▶ **What you should do**: Type out the records that follow, exactly as given.

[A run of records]
----

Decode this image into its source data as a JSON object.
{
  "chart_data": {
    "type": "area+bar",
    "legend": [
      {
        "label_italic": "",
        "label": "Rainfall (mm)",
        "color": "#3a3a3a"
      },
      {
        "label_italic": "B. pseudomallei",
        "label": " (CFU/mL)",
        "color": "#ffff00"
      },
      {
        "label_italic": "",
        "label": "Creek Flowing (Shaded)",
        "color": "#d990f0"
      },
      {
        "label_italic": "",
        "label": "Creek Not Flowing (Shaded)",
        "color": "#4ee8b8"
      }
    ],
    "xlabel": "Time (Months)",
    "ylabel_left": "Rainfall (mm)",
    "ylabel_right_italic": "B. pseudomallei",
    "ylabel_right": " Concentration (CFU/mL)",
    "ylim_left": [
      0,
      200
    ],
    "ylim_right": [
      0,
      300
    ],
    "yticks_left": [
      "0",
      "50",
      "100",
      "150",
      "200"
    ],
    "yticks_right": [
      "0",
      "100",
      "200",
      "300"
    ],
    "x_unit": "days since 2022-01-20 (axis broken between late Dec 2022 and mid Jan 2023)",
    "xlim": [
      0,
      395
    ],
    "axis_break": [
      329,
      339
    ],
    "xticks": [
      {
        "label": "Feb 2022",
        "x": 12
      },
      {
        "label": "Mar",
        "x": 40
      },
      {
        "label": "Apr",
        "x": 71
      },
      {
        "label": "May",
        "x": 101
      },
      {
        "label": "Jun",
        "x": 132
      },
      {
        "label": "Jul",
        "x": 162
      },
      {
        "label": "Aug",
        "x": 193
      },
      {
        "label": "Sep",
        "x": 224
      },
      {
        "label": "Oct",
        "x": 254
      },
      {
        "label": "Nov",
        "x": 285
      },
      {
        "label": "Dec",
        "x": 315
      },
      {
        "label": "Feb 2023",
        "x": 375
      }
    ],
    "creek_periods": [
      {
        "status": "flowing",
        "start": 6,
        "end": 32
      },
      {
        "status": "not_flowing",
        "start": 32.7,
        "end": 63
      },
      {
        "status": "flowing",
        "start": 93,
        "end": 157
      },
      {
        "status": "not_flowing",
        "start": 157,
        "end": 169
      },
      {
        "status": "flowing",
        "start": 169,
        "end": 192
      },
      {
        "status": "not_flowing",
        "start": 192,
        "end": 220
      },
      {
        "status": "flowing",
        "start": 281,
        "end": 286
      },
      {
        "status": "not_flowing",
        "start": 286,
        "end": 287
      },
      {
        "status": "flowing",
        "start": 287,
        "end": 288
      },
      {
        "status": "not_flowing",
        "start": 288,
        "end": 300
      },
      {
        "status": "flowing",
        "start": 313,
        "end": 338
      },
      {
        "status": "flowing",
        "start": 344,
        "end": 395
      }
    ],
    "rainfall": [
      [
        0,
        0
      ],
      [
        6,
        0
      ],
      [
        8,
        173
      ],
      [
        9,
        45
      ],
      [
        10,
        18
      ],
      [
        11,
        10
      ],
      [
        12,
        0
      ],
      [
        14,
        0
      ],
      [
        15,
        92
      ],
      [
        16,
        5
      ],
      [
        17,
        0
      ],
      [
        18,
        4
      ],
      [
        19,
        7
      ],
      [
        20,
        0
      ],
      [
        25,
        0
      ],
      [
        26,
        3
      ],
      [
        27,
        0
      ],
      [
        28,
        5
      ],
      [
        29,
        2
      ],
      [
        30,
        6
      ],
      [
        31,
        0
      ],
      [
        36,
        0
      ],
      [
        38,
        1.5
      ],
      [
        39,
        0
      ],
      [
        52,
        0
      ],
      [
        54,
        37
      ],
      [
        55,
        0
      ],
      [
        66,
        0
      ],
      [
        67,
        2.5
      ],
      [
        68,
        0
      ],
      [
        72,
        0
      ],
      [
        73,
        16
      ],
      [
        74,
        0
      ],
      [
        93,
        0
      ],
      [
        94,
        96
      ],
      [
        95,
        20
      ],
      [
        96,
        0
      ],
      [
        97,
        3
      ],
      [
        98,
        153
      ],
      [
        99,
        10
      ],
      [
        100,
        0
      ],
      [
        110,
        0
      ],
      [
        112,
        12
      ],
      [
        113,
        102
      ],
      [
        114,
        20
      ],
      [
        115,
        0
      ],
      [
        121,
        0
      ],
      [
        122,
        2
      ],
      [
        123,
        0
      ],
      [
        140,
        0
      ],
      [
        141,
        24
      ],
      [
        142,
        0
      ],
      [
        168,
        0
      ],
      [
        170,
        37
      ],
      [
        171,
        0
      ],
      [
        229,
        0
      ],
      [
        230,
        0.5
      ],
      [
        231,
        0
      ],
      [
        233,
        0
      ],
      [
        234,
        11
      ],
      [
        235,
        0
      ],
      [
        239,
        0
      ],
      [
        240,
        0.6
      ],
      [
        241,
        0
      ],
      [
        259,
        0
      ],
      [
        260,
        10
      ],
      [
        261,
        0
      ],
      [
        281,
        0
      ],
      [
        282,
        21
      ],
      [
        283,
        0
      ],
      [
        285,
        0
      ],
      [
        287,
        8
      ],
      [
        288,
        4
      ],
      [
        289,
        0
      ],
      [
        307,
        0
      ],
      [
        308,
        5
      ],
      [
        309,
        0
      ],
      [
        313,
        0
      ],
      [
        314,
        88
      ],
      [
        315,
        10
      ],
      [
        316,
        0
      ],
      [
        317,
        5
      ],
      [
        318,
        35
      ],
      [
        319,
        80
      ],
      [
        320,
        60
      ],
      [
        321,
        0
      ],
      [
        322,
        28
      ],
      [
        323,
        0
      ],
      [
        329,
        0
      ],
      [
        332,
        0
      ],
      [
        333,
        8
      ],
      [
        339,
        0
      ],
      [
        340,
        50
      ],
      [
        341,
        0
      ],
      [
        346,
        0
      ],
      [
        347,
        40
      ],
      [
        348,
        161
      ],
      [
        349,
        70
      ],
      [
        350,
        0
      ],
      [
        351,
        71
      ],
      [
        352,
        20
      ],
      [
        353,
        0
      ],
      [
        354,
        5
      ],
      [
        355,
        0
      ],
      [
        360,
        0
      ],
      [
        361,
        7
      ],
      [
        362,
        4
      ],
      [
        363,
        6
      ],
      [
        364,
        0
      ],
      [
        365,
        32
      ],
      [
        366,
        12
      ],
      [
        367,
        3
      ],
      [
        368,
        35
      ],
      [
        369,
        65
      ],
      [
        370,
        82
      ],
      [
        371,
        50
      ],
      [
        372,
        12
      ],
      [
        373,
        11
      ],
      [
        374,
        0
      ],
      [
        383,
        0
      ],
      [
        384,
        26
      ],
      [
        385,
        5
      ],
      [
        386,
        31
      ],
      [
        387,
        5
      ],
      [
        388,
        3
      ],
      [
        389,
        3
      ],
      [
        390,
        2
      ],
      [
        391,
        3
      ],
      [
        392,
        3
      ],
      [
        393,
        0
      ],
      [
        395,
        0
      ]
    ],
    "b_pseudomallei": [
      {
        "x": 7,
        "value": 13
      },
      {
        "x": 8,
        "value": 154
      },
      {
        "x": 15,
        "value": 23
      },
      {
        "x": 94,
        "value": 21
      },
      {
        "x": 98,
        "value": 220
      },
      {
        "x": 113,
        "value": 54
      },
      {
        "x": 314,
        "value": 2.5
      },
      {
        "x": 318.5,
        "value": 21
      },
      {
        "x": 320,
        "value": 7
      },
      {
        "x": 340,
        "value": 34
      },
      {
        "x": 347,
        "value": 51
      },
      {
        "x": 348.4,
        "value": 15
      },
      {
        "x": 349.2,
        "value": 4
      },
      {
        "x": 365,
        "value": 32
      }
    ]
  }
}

----

▶ **Expected output**:
Decode this image into its source data as a JSON object.
{
  "chart_data": {
    "type": "area+bar",
    "legend": [
      {
        "label_italic": "",
        "label": "Rainfall (mm)",
        "color": "#3a3a3a"
      },
      {
        "label_italic": "B. pseudomallei",
        "label": " (CFU/mL)",
        "color": "#ffff00"
      },
      {
        "label_italic": "",
        "label": "Creek Flowing (Shaded)",
        "color": "#d990f0"
      },
      {
        "label_italic": "",
        "label": "Creek Not Flowing (Shaded)",
        "color": "#4ee8b8"
      }
    ],
    "xlabel": "Time (Months)",
    "ylabel_left": "Rainfall (mm)",
    "ylabel_right_italic": "B. pseudomallei",
    "ylabel_right": " Concentration (CFU/mL)",
    "ylim_left": [
      0,
      200
    ],
    "ylim_right": [
      0,
      300
    ],
    "yticks_left": [
      "0",
      "50",
      "100",
      "150",
      "200"
    ],
    "yticks_right": [
      "0",
      "100",
      "200",
      "300"
    ],
    "x_unit": "days since 2022-01-20 (axis broken between late Dec 2022 and mid Jan 2023)",
    "xlim": [
      0,
      395
    ],
    "axis_break": [
      329,
      339
    ],
    "xticks": [
      {
        "label": "Feb 2022",
        "x": 12
      },
      {
        "label": "Mar",
        "x": 40
      },
      {
        "label": "Apr",
        "x": 71
      },
      {
        "label": "May",
        "x": 101
      },
      {
        "label": "Jun",
        "x": 132
      },
      {
        "label": "Jul",
        "x": 162
      },
      {
        "label": "Aug",
        "x": 193
      },
      {
        "label": "Sep",
        "x": 224
      },
      {
        "label": "Oct",
        "x": 254
      },
      {
        "label": "Nov",
        "x": 285
      },
      {
        "label": "Dec",
        "x": 315
      },
      {
        "label": "Feb 2023",
        "x": 375
      }
    ],
    "creek_periods": [
      {
        "status": "flowing",
        "start": 6,
        "end": 32
      },
      {
        "status": "not_flowing",
        "start": 32.7,
        "end": 63
      },
      {
        "status": "flowing",
        "start": 93,
        "end": 157
      },
      {
        "status": "not_flowing",
        "start": 157,
        "end": 169
      },
      {
        "status": "flowing",
        "start": 169,
        "end": 192
      },
      {
        "status": "not_flowing",
        "start": 192,
        "end": 220
      },
      {
        "status": "flowing",
        "start": 281,
        "end": 286
      },
      {
        "status": "not_flowing",
        "start": 286,
        "end": 287
      },
      {
        "status": "flowing",
        "start": 287,
        "end": 288
      },
      {
        "status": "not_flowing",
        "start": 288,
        "end": 300
      },
      {
        "status": "flowing",
        "start": 313,
        "end": 338
      },
      {
        "status": "flowing",
        "start": 344,
        "end": 395
      }
    ],
    "rainfall": [
      [
        0,
        0
      ],
      [
        6,
        0
      ],
      [
        8,
        173
      ],
      [
        9,
        45
      ],
      [
        10,
        18
      ],
      [
        11,
        10
      ],
      [
        12,
        0
      ],
      [
        14,
        0
      ],
      [
        15,
        92
      ],
      [
        16,
        5
      ],
      [
        17,
        0
      ],
      [
        18,
        4
      ],
      [
        19,
        7
      ],
      [
        20,
        0
      ],
      [
        25,
        0
      ],
      [
        26,
        3
      ],
      [
        27,
        0
      ],
      [
        28,
        5
      ],
      [
        29,
        2
      ],
      [
        30,
        6
      ],
      [
        31,
        0
      ],
      [
        36,
        0
      ],
      [
        38,
        1.5
      ],
      [
        39,
        0
      ],
      [
        52,
        0
      ],
      [
        54,
        37
      ],
      [
        55,
        0
      ],
      [
        66,
        0
      ],
      [
        67,
        2.5
      ],
      [
        68,
        0
      ],
      [
        72,
        0
      ],
      [
        73,
        16
      ],
      [
        74,
        0
      ],
      [
        93,
        0
      ],
      [
        94,
        96
      ],
      [
        95,
        20
      ],
      [
        96,
        0
      ],
      [
        97,
        3
      ],
      [
        98,
        153
      ],
      [
        99,
        10
      ],
      [
        100,
        0
      ],
      [
        110,
        0
      ],
      [
        112,
        12
      ],
      [
        113,
        102
      ],
      [
        114,
        20
      ],
      [
        115,
        0
      ],
      [
        121,
        0
      ],
      [
        122,
        2
      ],
      [
        123,
        0
      ],
      [
        140,
        0
      ],
      [
        141,
        24
      ],
      [
        142,
        0
      ],
      [
        168,
        0
      ],
      [
        170,
        37
      ],
      [
        171,
        0
      ],
      [
        229,
        0
      ],
      [
        230,
        0.5
      ],
      [
        231,
        0
      ],
      [
        233,
        0
      ],
      [
        234,
        11
      ],
      [
        235,
        0
      ],
      [
        239,
        0
      ],
      [
        240,
        0.6
      ],
      [
        241,
        0
      ],
      [
        259,
        0
      ],
      [
        260,
        10
      ],
      [
        261,
        0
      ],
      [
        281,
        0
      ],
      [
        282,
        21
      ],
      [
        283,
        0
      ],
      [
        285,
        0
      ],
      [
        287,
        8
      ],
      [
        288,
        4
      ],
      [
        289,
        0
      ],
      [
        307,
        0
      ],
      [
        308,
        5
      ],
      [
        309,
        0
      ],
      [
        313,
        0
      ],
      [
        314,
        88
      ],
      [
        315,
        10
      ],
      [
        316,
        0
      ],
      [
        317,
        5
      ],
      [
        318,
        35
      ],
      [
        319,
        80
      ],
      [
        320,
        60
      ],
      [
        321,
        0
      ],
      [
        322,
        28
      ],
      [
        323,
        0
      ],
      [
        329,
        0
      ],
      [
        332,
        0
      ],
      [
        333,
        8
      ],
      [
        339,
        0
      ],
      [
        340,
        50
      ],
      [
        341,
        0
      ],
      [
        346,
        0
      ],
      [
        347,
        40
      ],
      [
        348,
        161
      ],
      [
        349,
        70
      ],
      [
        350,
        0
      ],
      [
        351,
        71
      ],
      [
        352,
        20
      ],
      [
        353,
        0
      ],
      [
        354,
        5
      ],
      [
        355,
        0
      ],
      [
        360,
        0
      ],
      [
        361,
        7
      ],
      [
        362,
        4
      ],
      [
        363,
        6
      ],
      [
        364,
        0
      ],
      [
        365,
        32
      ],
      [
        366,
        12
      ],
      [
        367,
        3
      ],
      [
        368,
        35
      ],
      [
        369,
        65
      ],
      [
        370,
        82
      ],
      [
        371,
        50
      ],
      [
        372,
        12
      ],
      [
        373,
        11
      ],
      [
        374,
        0
      ],
      [
        383,
        0
      ],
      [
        384,
        26
      ],
      [
        385,
        5
      ],
      [
        386,
        31
      ],
      [
        387,
        5
      ],
      [
        388,
        3
      ],
      [
        389,
        3
      ],
      [
        390,
        2
      ],
      [
        391,
        3
      ],
      [
        392,
        3
      ],
      [
        393,
        0
      ],
      [
        395,
        0
      ]
    ],
    "b_pseudomallei": [
      {
        "x": 7,
        "value": 13
      },
      {
        "x": 8,
        "value": 154
      },
      {
        "x": 15,
        "value": 23
      },
      {
        "x": 94,
        "value": 21
      },
      {
        "x": 98,
        "value": 220
      },
      {
        "x": 113,
        "value": 54
      },
      {
        "x": 314,
        "value": 2.5
      },
      {
        "x": 318.5,
        "value": 21
      },
      {
        "x": 320,
        "value": 7
      },
      {
        "x": 340,
        "value": 34
      },
      {
        "x": 347,
        "value": 51
      },
      {
        "x": 348.4,
        "value": 15
      },
      {
        "x": 349.2,
        "value": 4
      },
      {
        "x": 365,
        "value": 32
      }
    ]
  }
}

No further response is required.